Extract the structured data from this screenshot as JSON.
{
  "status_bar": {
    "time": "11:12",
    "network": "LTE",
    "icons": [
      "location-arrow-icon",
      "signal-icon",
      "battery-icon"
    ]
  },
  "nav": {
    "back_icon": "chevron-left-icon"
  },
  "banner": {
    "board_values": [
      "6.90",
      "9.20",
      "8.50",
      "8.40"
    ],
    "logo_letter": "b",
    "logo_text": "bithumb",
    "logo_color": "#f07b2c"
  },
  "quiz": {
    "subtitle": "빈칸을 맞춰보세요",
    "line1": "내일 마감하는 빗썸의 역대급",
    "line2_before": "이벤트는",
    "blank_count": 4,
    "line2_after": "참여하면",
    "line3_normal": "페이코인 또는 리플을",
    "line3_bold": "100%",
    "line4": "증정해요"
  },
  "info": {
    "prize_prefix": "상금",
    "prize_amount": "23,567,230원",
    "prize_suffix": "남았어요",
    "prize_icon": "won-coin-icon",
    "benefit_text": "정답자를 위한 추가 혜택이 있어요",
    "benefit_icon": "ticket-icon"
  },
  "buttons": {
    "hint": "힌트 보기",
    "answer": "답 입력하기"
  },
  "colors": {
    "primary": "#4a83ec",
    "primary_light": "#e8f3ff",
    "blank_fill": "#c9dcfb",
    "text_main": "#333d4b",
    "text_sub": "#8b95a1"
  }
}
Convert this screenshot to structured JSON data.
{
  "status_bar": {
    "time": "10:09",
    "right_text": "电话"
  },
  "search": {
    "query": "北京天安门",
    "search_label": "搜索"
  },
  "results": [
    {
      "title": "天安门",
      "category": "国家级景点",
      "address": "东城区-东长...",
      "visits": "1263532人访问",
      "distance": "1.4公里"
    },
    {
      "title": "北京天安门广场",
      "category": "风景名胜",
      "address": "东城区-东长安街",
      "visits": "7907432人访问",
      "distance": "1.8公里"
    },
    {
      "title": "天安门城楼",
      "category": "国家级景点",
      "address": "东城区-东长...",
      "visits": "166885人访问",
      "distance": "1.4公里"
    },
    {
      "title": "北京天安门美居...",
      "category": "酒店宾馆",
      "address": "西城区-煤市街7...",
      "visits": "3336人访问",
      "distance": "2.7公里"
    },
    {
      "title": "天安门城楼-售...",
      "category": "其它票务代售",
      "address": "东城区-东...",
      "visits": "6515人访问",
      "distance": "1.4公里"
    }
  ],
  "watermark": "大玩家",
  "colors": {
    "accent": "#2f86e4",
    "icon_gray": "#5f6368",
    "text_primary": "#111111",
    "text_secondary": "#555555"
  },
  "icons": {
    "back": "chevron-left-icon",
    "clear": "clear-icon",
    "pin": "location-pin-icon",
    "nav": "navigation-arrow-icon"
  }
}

**Exercise brief**
Only the number is wanted: how many lines above include the word "chevron"?

**Solution to this task**
2